- **Selected extract**:
In holding that the HHS mandate is unlawful, we reject HHS’s argument that the owners of the companies forfeited all RFRA protection when they decided to organize their businesses as corporations rather than sole proprietorships or general partnerships. The plain terms of RFRA make it perfectly clear that Congress did not discriminate in this way against men and women who wish to run their businesses as for-profit corporations in the manner required by their religious beliefs. Since RFRA applies in these cases, we must decide whether the challenged HHS regulations substantially burden the exercise of religion, and we hold that they do.
The owners of the businesses have religious objections to abortion, and according to their religious beliefs the four contraceptive methods at issue are abortifacients. If the owners comply with the HHS mandate, they believe they will be facilitating abortions, and if they do not comply, they will pay a very heavy price—as much as $1.3 million per day, or about $475 million per year, in the case of one of the companies. If these consequences do not amount to a substantial burden, it is hard to see what would.
Under RFRA, a Government action that imposes a substantial burden on religious exercise must serve a compelling government interest, and we assume that the HHS regulations satisfy this requirement. But in order for the HHS mandate to be sustained, it must also constitute the least restrictive means of serving that interest, and the mandate plainly fails that test. There are other ways in which Congress or HHS could equally ensure that every woman has cost-free access to the particular contraceptives at issue here and, indeed, to all FDA-approved contraceptives.
The Supreme Court upheld Obamacare under Article 1 Section 8 of the US Constitution which grants congress the power to legislate taxes. Since Obamacare is a tax, HHS can use part of its budget to fund contraceptives, abortive pharmaceuticals and abortions, or subsidies thereof. Those funds may be garnered through taxation under Obamacare related fines, fees, and taxes.
Both of these decisions fall under First Amendment protections. The Harris decision upholds the First Amendment rights of speech and press, holding that a union cannot compel a private citizen to fund its First Amendment activities in collective bargaining or political contributions. The individual’s First Amendment rights preempt those of an organization. The Hobby Lobby case holds that a government bureaucracy cannot force individual business owners to act against their religious views, especially when less invasive and intrusive means and measures are available that won’t infringe upon individual religious convictions or morals.
These decisions stand as minor victories in the ongoing battle against a growing oligarchy comprised of Marxists and collectivists. Individual liberty and the natural individual rights to life, liberty, and property (also known as the pursuit of happiness) won a successful defense in this ongoing ideological and cultural war.

- **Aim of the task**: In the excerpt on the HHS mandate ruling, how much per year could noncompliance cost one of the companies?

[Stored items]

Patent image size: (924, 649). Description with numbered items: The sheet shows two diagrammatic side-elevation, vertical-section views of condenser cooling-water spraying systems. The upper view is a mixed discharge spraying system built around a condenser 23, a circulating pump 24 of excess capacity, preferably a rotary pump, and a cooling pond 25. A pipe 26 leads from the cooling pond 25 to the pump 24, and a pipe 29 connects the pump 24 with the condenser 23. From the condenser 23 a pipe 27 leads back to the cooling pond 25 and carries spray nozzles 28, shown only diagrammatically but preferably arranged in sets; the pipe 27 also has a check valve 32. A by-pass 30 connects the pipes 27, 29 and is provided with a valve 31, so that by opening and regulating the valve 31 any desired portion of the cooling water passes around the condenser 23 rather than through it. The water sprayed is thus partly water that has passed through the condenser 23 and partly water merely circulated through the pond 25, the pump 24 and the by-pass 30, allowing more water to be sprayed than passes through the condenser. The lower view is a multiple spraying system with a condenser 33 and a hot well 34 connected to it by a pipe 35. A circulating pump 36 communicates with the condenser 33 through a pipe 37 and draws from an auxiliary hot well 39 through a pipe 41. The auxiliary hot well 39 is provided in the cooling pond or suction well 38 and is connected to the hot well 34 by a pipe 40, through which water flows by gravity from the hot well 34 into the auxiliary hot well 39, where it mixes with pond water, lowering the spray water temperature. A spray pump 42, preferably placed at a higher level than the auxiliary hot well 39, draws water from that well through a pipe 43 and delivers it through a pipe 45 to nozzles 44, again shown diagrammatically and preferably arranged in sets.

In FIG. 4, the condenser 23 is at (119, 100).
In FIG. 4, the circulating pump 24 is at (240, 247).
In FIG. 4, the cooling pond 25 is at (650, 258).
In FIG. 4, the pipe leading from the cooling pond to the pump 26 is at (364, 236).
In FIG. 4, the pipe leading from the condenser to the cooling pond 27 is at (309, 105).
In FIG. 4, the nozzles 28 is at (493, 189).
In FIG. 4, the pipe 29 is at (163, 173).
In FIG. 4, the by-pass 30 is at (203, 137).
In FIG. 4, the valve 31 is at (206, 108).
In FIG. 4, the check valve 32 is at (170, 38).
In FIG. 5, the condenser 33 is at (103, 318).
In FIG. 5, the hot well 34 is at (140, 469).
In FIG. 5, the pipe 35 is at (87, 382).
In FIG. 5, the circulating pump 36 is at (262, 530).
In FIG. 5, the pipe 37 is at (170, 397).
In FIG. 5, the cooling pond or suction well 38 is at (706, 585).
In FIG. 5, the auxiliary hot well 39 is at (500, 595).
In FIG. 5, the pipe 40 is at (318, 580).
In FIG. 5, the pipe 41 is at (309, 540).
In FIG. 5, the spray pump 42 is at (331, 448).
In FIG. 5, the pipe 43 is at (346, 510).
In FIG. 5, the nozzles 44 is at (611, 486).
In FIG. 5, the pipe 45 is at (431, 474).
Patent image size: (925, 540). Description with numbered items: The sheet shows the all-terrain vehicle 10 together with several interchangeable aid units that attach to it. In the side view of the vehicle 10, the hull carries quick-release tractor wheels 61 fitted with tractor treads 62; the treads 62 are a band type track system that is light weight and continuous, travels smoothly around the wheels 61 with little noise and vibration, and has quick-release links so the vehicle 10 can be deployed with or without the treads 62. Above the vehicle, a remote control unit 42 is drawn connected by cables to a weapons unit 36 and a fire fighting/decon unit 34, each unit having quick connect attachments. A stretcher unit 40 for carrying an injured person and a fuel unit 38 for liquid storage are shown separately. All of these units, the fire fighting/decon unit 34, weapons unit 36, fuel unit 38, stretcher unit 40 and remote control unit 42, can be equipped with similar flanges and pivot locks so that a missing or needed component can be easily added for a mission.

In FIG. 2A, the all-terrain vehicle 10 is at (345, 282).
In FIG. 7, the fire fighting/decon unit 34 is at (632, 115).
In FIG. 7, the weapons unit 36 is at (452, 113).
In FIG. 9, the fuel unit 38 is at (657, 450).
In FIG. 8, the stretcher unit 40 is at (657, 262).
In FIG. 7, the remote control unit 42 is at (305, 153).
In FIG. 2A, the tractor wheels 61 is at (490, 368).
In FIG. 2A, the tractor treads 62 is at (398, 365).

- **Answer to this exercise**: About $475 million per year.